What you are asked to do:
Check each line of the material. Copy those containing "Google".

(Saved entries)
============================================================
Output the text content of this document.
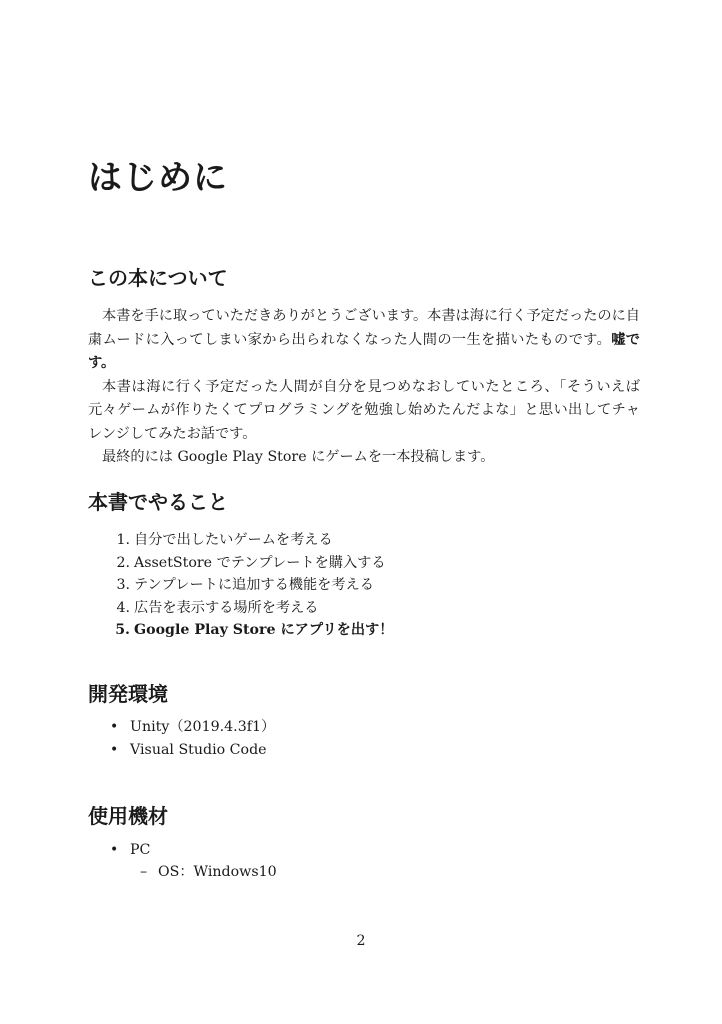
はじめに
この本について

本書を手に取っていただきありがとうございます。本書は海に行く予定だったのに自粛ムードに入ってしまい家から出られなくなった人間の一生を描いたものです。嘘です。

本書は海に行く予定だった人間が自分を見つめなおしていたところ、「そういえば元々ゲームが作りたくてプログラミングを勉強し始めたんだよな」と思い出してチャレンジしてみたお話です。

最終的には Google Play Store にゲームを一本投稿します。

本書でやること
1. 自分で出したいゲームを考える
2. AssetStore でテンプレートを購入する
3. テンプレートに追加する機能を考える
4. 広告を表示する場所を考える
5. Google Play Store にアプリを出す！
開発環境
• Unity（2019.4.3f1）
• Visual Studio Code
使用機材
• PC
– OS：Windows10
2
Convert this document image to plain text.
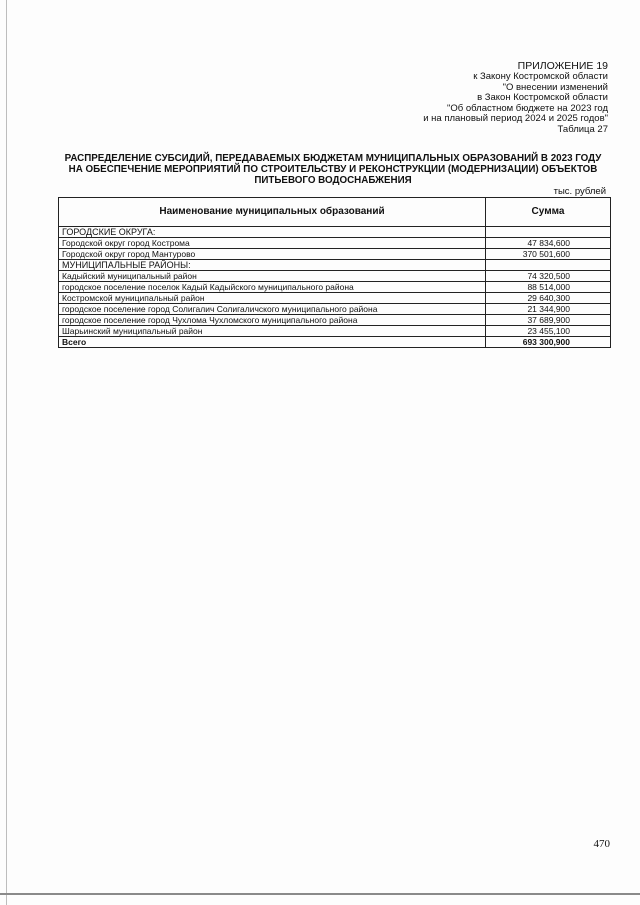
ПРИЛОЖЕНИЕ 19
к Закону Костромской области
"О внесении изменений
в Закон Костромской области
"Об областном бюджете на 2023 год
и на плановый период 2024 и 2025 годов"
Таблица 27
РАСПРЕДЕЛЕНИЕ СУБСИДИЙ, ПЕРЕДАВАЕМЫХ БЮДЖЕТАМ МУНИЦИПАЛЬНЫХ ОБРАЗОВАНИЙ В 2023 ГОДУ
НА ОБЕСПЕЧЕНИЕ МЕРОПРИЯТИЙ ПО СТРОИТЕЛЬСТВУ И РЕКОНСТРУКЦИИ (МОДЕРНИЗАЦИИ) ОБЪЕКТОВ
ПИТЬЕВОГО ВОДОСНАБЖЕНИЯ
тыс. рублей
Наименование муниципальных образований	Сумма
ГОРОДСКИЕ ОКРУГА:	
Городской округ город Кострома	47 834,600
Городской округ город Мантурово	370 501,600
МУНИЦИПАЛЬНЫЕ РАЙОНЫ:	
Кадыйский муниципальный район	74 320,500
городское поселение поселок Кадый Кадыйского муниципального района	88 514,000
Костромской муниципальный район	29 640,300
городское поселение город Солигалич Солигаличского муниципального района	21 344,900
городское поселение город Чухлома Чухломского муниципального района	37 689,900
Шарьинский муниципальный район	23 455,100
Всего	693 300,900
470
============================================================
Exercise answer:
最終的には Google Play Store にゲームを一本投稿します。
5. Google Play Store にアプリを出す！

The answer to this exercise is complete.